→ **Problem to solve**
Please write out the complete listing that follows, exactly as it reads.

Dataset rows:
════
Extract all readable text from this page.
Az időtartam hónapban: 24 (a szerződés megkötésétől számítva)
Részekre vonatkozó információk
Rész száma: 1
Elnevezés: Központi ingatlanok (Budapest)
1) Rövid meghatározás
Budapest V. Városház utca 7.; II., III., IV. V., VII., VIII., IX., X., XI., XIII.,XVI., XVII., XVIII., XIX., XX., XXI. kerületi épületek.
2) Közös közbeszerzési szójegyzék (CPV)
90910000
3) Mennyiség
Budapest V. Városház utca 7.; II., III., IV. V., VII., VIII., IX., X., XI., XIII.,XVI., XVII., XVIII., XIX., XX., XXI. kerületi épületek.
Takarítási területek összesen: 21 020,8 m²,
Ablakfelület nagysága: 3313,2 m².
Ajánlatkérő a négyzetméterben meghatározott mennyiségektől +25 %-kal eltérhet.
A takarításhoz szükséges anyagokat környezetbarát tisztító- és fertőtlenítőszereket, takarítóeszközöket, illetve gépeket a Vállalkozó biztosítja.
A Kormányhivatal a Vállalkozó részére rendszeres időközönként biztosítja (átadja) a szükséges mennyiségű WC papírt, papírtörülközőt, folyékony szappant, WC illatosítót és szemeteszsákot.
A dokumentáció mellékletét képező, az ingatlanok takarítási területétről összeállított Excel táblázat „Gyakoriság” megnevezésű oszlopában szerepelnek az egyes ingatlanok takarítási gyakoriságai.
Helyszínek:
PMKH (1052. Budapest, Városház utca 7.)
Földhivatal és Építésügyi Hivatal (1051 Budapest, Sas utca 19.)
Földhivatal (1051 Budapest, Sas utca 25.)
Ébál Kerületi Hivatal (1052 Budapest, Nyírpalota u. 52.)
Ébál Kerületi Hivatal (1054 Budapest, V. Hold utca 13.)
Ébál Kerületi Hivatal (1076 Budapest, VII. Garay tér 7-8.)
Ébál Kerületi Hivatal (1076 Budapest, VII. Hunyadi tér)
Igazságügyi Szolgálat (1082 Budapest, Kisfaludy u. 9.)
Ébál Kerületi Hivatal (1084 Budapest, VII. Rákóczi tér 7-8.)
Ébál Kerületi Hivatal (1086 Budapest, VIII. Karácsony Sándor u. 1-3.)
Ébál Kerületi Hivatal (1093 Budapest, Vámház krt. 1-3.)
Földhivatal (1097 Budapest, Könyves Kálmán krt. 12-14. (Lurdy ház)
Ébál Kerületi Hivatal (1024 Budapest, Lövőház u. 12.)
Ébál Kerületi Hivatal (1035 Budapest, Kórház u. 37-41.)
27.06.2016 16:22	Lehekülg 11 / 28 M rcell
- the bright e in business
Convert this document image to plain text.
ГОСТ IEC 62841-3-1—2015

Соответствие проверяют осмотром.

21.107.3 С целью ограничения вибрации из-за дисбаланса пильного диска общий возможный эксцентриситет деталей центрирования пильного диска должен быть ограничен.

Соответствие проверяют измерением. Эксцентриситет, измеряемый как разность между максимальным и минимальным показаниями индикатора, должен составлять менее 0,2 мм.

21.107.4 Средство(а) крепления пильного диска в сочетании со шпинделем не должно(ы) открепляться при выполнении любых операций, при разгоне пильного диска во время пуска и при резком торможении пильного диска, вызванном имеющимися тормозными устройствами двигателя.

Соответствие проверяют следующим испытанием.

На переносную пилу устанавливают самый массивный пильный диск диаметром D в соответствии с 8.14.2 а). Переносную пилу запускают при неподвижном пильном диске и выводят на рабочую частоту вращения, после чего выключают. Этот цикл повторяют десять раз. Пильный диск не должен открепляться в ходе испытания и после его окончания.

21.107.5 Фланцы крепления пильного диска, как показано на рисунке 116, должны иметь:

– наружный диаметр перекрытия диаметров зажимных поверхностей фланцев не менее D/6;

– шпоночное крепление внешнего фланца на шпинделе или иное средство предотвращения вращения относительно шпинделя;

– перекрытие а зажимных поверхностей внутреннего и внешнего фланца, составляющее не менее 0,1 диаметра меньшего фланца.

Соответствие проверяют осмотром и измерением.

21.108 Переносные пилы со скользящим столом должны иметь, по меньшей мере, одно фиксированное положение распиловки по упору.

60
════
→ **Reply to the exercise**
Extract all readable text from this page.
Az időtartam hónapban: 24 (a szerződés megkötésétől számítva)
Részekre vonatkozó információk
Rész száma: 1
Elnevezés: Központi ingatlanok (Budapest)
1) Rövid meghatározás
Budapest V. Városház utca 7.; II., III., IV. V., VII., VIII., IX., X., XI., XIII.,XVI., XVII., XVIII., XIX., XX., XXI. kerületi épületek.
2) Közös közbeszerzési szójegyzék (CPV)
90910000
3) Mennyiség
Budapest V. Városház utca 7.; II., III., IV. V., VII., VIII., IX., X., XI., XIII.,XVI., XVII., XVIII., XIX., XX., XXI. kerületi épületek.
Takarítási területek összesen: 21 020,8 m²,
Ablakfelület nagysága: 3313,2 m².
Ajánlatkérő a négyzetméterben meghatározott mennyiségektől +25 %-kal eltérhet.
A takarításhoz szükséges anyagokat környezetbarát tisztító- és fertőtlenítőszereket, takarítóeszközöket, illetve gépeket a Vállalkozó biztosítja.
A Kormányhivatal a Vállalkozó részére rendszeres időközönként biztosítja (átadja) a szükséges mennyiségű WC papírt, papírtörülközőt, folyékony szappant, WC illatosítót és szemeteszsákot.
A dokumentáció mellékletét képező, az ingatlanok takarítási területétről összeállított Excel táblázat „Gyakoriság” megnevezésű oszlopában szerepelnek az egyes ingatlanok takarítási gyakoriságai.
Helyszínek:
PMKH (1052. Budapest, Városház utca 7.)
Földhivatal és Építésügyi Hivatal (1051 Budapest, Sas utca 19.)
Földhivatal (1051 Budapest, Sas utca 25.)
Ébál Kerületi Hivatal (1052 Budapest, Nyírpalota u. 52.)
Ébál Kerületi Hivatal (1054 Budapest, V. Hold utca 13.)
Ébál Kerületi Hivatal (1076 Budapest, VII. Garay tér 7-8.)
Ébál Kerületi Hivatal (1076 Budapest, VII. Hunyadi tér)
Igazságügyi Szolgálat (1082 Budapest, Kisfaludy u. 9.)
Ébál Kerületi Hivatal (1084 Budapest, VII. Rákóczi tér 7-8.)
Ébál Kerületi Hivatal (1086 Budapest, VIII. Karácsony Sándor u. 1-3.)
Ébál Kerületi Hivatal (1093 Budapest, Vámház krt. 1-3.)
Földhivatal (1097 Budapest, Könyves Kálmán krt. 12-14. (Lurdy ház)
Ébál Kerületi Hivatal (1024 Budapest, Lövőház u. 12.)
Ébál Kerületi Hivatal (1035 Budapest, Kórház u. 37-41.)
27.06.2016 16:22	Lehekülg 11 / 28 M rcell
- the bright e in business
Convert this document image to plain text.
ГОСТ IEC 62841-3-1—2015

Соответствие проверяют осмотром.

21.107.3 С целью ограничения вибрации из-за дисбаланса пильного диска общий возможный эксцентриситет деталей центрирования пильного диска должен быть ограничен.

Соответствие проверяют измерением. Эксцентриситет, измеряемый как разность между максимальным и минимальным показаниями индикатора, должен составлять менее 0,2 мм.

21.107.4 Средство(а) крепления пильного диска в сочетании со шпинделем не должно(ы) открепляться при выполнении любых операций, при разгоне пильного диска во время пуска и при резком торможении пильного диска, вызванном имеющимися тормозными устройствами двигателя.

Соответствие проверяют следующим испытанием.

На переносную пилу устанавливают самый массивный пильный диск диаметром D в соответствии с 8.14.2 а). Переносную пилу запускают при неподвижном пильном диске и выводят на рабочую частоту вращения, после чего выключают. Этот цикл повторяют десять раз. Пильный диск не должен открепляться в ходе испытания и после его окончания.

21.107.5 Фланцы крепления пильного диска, как показано на рисунке 116, должны иметь:

– наружный диаметр перекрытия диаметров зажимных поверхностей фланцев не менее D/6;

– шпоночное крепление внешнего фланца на шпинделе или иное средство предотвращения вращения относительно шпинделя;

– перекрытие а зажимных поверхностей внутреннего и внешнего фланца, составляющее не менее 0,1 диаметра меньшего фланца.

Соответствие проверяют осмотром и измерением.

21.108 Переносные пилы со скользящим столом должны иметь, по меньшей мере, одно фиксированное положение распиловки по упору.

60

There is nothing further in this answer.